Repeat each entry as written and leave the images out of the copy.

Data records
---------------

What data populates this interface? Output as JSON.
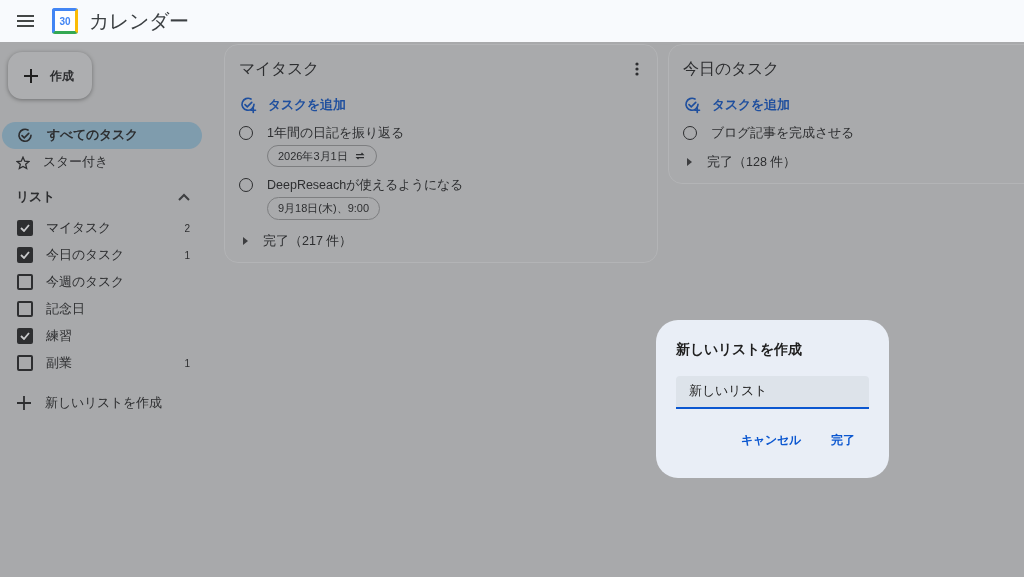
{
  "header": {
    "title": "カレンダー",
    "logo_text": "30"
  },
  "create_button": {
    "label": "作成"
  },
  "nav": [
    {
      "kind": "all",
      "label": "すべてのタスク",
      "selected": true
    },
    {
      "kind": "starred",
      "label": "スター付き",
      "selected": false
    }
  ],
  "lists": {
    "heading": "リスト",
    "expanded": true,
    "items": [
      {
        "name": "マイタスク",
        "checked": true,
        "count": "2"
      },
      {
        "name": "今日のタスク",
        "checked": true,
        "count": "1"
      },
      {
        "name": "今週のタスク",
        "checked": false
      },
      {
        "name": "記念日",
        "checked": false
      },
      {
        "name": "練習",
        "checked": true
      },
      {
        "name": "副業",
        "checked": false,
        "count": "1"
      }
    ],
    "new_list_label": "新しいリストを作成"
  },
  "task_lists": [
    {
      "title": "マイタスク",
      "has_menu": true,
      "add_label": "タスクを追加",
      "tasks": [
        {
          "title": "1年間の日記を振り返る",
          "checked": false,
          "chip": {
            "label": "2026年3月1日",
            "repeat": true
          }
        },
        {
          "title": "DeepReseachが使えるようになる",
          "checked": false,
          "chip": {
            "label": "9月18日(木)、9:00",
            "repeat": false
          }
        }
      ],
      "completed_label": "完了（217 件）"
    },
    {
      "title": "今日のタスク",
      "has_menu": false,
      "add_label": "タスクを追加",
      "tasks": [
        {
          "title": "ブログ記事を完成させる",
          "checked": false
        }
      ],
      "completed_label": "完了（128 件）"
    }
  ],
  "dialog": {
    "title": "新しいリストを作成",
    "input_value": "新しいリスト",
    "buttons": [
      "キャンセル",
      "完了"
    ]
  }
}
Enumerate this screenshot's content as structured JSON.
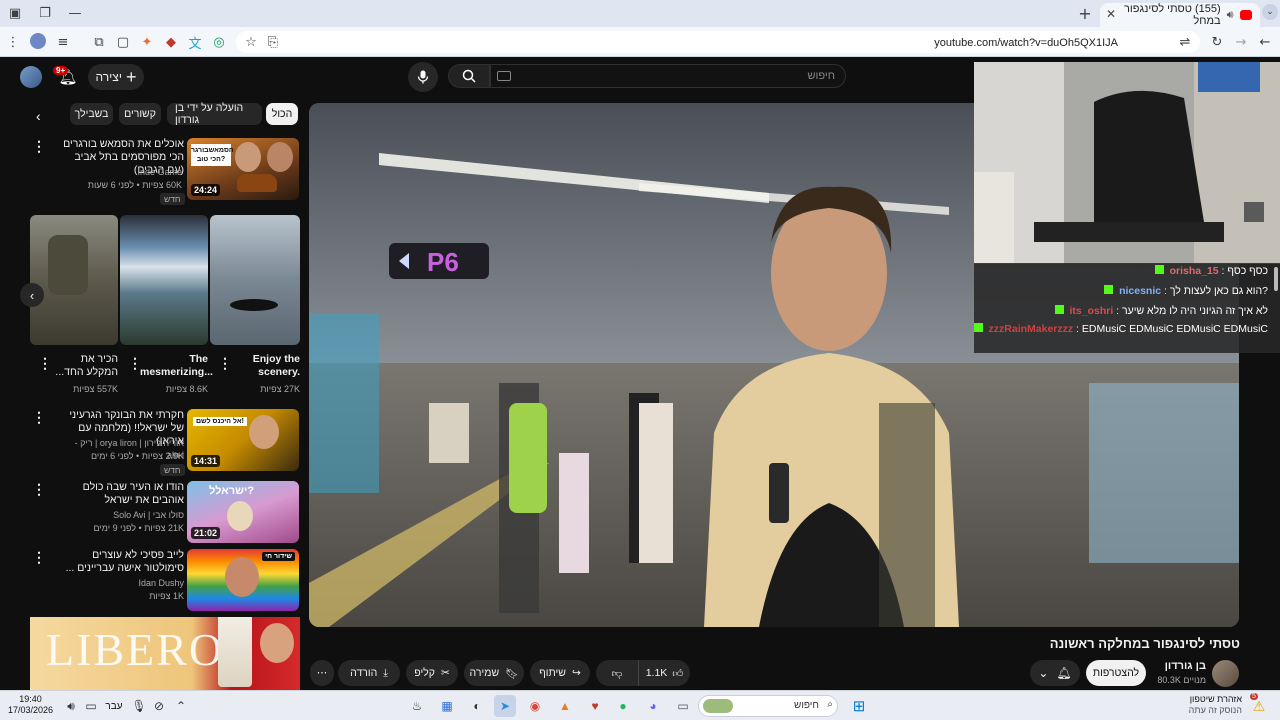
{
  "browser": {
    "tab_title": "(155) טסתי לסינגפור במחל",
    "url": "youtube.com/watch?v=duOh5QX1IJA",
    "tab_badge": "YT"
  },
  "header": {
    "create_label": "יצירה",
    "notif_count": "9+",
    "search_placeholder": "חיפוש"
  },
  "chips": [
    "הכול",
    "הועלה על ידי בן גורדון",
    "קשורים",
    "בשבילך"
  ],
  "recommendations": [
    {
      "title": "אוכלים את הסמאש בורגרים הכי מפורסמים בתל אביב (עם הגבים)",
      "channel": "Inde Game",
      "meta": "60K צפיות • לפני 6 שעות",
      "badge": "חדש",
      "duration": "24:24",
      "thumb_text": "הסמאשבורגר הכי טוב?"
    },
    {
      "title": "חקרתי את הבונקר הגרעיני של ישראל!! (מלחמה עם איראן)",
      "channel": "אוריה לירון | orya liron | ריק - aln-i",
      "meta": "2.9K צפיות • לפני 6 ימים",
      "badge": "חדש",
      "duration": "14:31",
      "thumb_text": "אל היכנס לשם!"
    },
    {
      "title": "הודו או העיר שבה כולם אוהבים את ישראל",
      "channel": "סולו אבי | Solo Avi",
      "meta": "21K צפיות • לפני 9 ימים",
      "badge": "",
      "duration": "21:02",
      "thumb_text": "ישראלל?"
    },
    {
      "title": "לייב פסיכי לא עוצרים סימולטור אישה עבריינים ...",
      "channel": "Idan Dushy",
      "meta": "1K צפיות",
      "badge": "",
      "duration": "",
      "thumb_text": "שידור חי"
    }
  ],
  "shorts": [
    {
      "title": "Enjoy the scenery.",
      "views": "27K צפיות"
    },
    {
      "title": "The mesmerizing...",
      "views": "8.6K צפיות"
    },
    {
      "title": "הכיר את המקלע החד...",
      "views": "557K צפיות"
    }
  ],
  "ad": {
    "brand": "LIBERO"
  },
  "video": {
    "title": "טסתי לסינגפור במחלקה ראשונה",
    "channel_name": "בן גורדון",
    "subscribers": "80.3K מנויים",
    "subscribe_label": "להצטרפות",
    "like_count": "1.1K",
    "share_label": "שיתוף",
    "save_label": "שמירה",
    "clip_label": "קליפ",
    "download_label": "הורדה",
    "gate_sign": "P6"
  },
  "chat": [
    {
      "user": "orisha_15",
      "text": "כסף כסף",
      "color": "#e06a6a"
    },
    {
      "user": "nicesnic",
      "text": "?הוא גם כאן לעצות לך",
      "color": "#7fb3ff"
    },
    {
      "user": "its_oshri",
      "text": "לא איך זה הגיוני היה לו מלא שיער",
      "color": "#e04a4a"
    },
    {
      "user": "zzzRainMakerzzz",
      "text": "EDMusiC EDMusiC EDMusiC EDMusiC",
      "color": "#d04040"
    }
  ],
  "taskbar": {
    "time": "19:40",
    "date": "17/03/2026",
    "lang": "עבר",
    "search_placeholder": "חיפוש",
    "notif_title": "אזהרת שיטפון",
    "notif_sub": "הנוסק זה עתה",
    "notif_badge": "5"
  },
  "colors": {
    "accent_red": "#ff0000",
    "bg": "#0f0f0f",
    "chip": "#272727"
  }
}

---------------

● Output below:
What data populates this interface? Output as JSON.
{
  "header": {
    "title": "カレンダー",
    "logo_text": "30"
  },
  "create_button": {
    "label": "作成"
  },
  "nav": [
    {
      "kind": "all",
      "label": "すべてのタスク",
      "selected": true
    },
    {
      "kind": "starred",
      "label": "スター付き",
      "selected": false
    }
  ],
  "lists": {
    "heading": "リスト",
    "expanded": true,
    "items": [
      {
        "name": "マイタスク",
        "checked": true,
        "count": "2"
      },
      {
        "name": "今日のタスク",
        "checked": true,
        "count": "1"
      },
      {
        "name": "今週のタスク",
        "checked": false
      },
      {
        "name": "記念日",
        "checked": false
      },
      {
        "name": "練習",
        "checked": true
      },
      {
        "name": "副業",
        "checked": false,
        "count": "1"
      }
    ],
    "new_list_label": "新しいリストを作成"
  },
  "task_lists": [
    {
      "title": "マイタスク",
      "has_menu": true,
      "add_label": "タスクを追加",
      "tasks": [
        {
          "title": "1年間の日記を振り返る",
          "checked": false,
          "chip": {
            "label": "2026年3月1日",
            "repeat": true
          }
        },
        {
          "title": "DeepReseachが使えるようになる",
          "checked": false,
          "chip": {
            "label": "9月18日(木)、9:00",
            "repeat": false
          }
        }
      ],
      "completed_label": "完了（217 件）"
    },
    {
      "title": "今日のタスク",
      "has_menu": false,
      "add_label": "タスクを追加",
      "tasks": [
        {
          "title": "ブログ記事を完成させる",
          "checked": false
        }
      ],
      "completed_label": "完了（128 件）"
    }
  ],
  "dialog": {
    "title": "新しいリストを作成",
    "input_value": "新しいリスト",
    "buttons": [
      "キャンセル",
      "完了"
    ]
  }
}
Enumerate this screenshot's content as structured JSON.
{
  "browser": {
    "tab_title": "(155) טסתי לסינגפור במחל",
    "url": "youtube.com/watch?v=duOh5QX1IJA",
    "tab_badge": "YT"
  },
  "header": {
    "create_label": "יצירה",
    "notif_count": "9+",
    "search_placeholder": "חיפוש"
  },
  "chips": [
    "הכול",
    "הועלה על ידי בן גורדון",
    "קשורים",
    "בשבילך"
  ],
  "recommendations": [
    {
      "title": "אוכלים את הסמאש בורגרים הכי מפורסמים בתל אביב (עם הגבים)",
      "channel": "Inde Game",
      "meta": "60K צפיות • לפני 6 שעות",
      "badge": "חדש",
      "duration": "24:24",
      "thumb_text": "הסמאשבורגר הכי טוב?"
    },
    {
      "title": "חקרתי את הבונקר הגרעיני של ישראל!! (מלחמה עם איראן)",
      "channel": "אוריה לירון | orya liron | ריק - aln-i",
      "meta": "2.9K צפיות • לפני 6 ימים",
      "badge": "חדש",
      "duration": "14:31",
      "thumb_text": "אל היכנס לשם!"
    },
    {
      "title": "הודו או העיר שבה כולם אוהבים את ישראל",
      "channel": "סולו אבי | Solo Avi",
      "meta": "21K צפיות • לפני 9 ימים",
      "badge": "",
      "duration": "21:02",
      "thumb_text": "ישראלל?"
    },
    {
      "title": "לייב פסיכי לא עוצרים סימולטור אישה עבריינים ...",
      "channel": "Idan Dushy",
      "meta": "1K צפיות",
      "badge": "",
      "duration": "",
      "thumb_text": "שידור חי"
    }
  ],
  "shorts": [
    {
      "title": "Enjoy the scenery.",
      "views": "27K צפיות"
    },
    {
      "title": "The mesmerizing...",
      "views": "8.6K צפיות"
    },
    {
      "title": "הכיר את המקלע החד...",
      "views": "557K צפיות"
    }
  ],
  "ad": {
    "brand": "LIBERO"
  },
  "video": {
    "title": "טסתי לסינגפור במחלקה ראשונה",
    "channel_name": "בן גורדון",
    "subscribers": "80.3K מנויים",
    "subscribe_label": "להצטרפות",
    "like_count": "1.1K",
    "share_label": "שיתוף",
    "save_label": "שמירה",
    "clip_label": "קליפ",
    "download_label": "הורדה",
    "gate_sign": "P6"
  },
  "chat": [
    {
      "user": "orisha_15",
      "text": "כסף כסף",
      "color": "#e06a6a"
    },
    {
      "user": "nicesnic",
      "text": "?הוא גם כאן לעצות לך",
      "color": "#7fb3ff"
    },
    {
      "user": "its_oshri",
      "text": "לא איך זה הגיוני היה לו מלא שיער",
      "color": "#e04a4a"
    },
    {
      "user": "zzzRainMakerzzz",
      "text": "EDMusiC EDMusiC EDMusiC EDMusiC",
      "color": "#d04040"
    }
  ],
  "taskbar": {
    "time": "19:40",
    "date": "17/03/2026",
    "lang": "עבר",
    "search_placeholder": "חיפוש",
    "notif_title": "אזהרת שיטפון",
    "notif_sub": "הנוסק זה עתה",
    "notif_badge": "5"
  },
  "colors": {
    "accent_red": "#ff0000",
    "bg": "#0f0f0f",
    "chip": "#272727"
  }
}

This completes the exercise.